_Extracted data entries_:
•••

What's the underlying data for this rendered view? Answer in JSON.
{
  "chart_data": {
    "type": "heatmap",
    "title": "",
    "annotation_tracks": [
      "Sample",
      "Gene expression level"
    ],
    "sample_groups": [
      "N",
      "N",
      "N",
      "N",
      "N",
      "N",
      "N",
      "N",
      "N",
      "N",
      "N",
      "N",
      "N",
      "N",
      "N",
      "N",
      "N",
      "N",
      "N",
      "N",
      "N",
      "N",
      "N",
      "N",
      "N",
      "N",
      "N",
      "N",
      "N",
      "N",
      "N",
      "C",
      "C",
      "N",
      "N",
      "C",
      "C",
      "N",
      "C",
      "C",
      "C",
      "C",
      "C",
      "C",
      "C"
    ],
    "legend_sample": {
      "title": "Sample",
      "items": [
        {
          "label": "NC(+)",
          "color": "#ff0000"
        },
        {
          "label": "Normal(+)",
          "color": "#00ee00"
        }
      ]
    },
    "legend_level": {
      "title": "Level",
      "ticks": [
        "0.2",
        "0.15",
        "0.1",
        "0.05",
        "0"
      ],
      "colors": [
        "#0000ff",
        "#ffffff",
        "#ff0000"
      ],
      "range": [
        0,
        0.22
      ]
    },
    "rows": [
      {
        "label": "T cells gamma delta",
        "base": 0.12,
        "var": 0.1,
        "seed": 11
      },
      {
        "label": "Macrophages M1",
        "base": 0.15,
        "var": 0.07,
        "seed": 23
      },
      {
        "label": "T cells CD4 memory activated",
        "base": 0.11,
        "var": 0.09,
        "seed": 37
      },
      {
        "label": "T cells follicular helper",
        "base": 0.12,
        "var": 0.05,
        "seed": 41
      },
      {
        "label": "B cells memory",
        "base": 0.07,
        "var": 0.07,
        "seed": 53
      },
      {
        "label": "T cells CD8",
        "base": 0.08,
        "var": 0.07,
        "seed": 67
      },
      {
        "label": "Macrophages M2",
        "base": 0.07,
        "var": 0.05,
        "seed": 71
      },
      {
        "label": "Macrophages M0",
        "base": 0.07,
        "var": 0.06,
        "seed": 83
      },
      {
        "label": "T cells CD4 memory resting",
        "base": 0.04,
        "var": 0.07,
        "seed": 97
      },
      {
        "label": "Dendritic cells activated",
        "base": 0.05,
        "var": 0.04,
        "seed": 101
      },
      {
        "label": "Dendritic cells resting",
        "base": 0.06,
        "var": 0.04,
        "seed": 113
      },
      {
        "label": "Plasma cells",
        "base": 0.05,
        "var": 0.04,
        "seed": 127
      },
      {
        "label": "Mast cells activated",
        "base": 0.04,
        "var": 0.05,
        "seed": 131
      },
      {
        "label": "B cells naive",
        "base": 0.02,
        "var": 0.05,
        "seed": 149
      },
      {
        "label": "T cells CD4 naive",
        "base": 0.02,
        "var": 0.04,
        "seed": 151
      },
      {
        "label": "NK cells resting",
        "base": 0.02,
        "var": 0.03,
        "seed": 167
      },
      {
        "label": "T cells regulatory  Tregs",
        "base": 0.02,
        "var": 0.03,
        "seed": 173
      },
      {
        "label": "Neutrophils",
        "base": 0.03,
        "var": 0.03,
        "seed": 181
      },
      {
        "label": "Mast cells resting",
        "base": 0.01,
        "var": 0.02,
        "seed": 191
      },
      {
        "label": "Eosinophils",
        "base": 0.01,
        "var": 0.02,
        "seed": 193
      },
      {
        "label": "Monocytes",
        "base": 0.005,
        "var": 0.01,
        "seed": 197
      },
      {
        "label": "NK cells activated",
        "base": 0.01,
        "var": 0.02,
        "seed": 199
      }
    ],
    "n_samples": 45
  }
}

•••

_PROBLEM DESCRIPTION_: Each line of the records above must be copied exactly.

_COMPLETED EXERCISE_:
What's the underlying data for this rendered view? Answer in JSON.
{
  "chart_data": {
    "type": "heatmap",
    "title": "",
    "annotation_tracks": [
      "Sample",
      "Gene expression level"
    ],
    "sample_groups": [
      "N",
      "N",
      "N",
      "N",
      "N",
      "N",
      "N",
      "N",
      "N",
      "N",
      "N",
      "N",
      "N",
      "N",
      "N",
      "N",
      "N",
      "N",
      "N",
      "N",
      "N",
      "N",
      "N",
      "N",
      "N",
      "N",
      "N",
      "N",
      "N",
      "N",
      "N",
      "C",
      "C",
      "N",
      "N",
      "C",
      "C",
      "N",
      "C",
      "C",
      "C",
      "C",
      "C",
      "C",
      "C"
    ],
    "legend_sample": {
      "title": "Sample",
      "items": [
        {
          "label": "NC(+)",
          "color": "#ff0000"
        },
        {
          "label": "Normal(+)",
          "color": "#00ee00"
        }
      ]
    },
    "legend_level": {
      "title": "Level",
      "ticks": [
        "0.2",
        "0.15",
        "0.1",
        "0.05",
        "0"
      ],
      "colors": [
        "#0000ff",
        "#ffffff",
        "#ff0000"
      ],
      "range": [
        0,
        0.22
      ]
    },
    "rows": [
      {
        "label": "T cells gamma delta",
        "base": 0.12,
        "var": 0.1,
        "seed": 11
      },
      {
        "label": "Macrophages M1",
        "base": 0.15,
        "var": 0.07,
        "seed": 23
      },
      {
        "label": "T cells CD4 memory activated",
        "base": 0.11,
        "var": 0.09,
        "seed": 37
      },
      {
        "label": "T cells follicular helper",
        "base": 0.12,
        "var": 0.05,
        "seed": 41
      },
      {
        "label": "B cells memory",
        "base": 0.07,
        "var": 0.07,
        "seed": 53
      },
      {
        "label": "T cells CD8",
        "base": 0.08,
        "var": 0.07,
        "seed": 67
      },
      {
        "label": "Macrophages M2",
        "base": 0.07,
        "var": 0.05,
        "seed": 71
      },
      {
        "label": "Macrophages M0",
        "base": 0.07,
        "var": 0.06,
        "seed": 83
      },
      {
        "label": "T cells CD4 memory resting",
        "base": 0.04,
        "var": 0.07,
        "seed": 97
      },
      {
        "label": "Dendritic cells activated",
        "base": 0.05,
        "var": 0.04,
        "seed": 101
      },
      {
        "label": "Dendritic cells resting",
        "base": 0.06,
        "var": 0.04,
        "seed": 113
      },
      {
        "label": "Plasma cells",
        "base": 0.05,
        "var": 0.04,
        "seed": 127
      },
      {
        "label": "Mast cells activated",
        "base": 0.04,
        "var": 0.05,
        "seed": 131
      },
      {
        "label": "B cells naive",
        "base": 0.02,
        "var": 0.05,
        "seed": 149
      },
      {
        "label": "T cells CD4 naive",
        "base": 0.02,
        "var": 0.04,
        "seed": 151
      },
      {
        "label": "NK cells resting",
        "base": 0.02,
        "var": 0.03,
        "seed": 167
      },
      {
        "label": "T cells regulatory  Tregs",
        "base": 0.02,
        "var": 0.03,
        "seed": 173
      },
      {
        "label": "Neutrophils",
        "base": 0.03,
        "var": 0.03,
        "seed": 181
      },
      {
        "label": "Mast cells resting",
        "base": 0.01,
        "var": 0.02,
        "seed": 191
      },
      {
        "label": "Eosinophils",
        "base": 0.01,
        "var": 0.02,
        "seed": 193
      },
      {
        "label": "Monocytes",
        "base": 0.005,
        "var": 0.01,
        "seed": 197
      },
      {
        "label": "NK cells activated",
        "base": 0.01,
        "var": 0.02,
        "seed": 199
      }
    ],
    "n_samples": 45
  }
}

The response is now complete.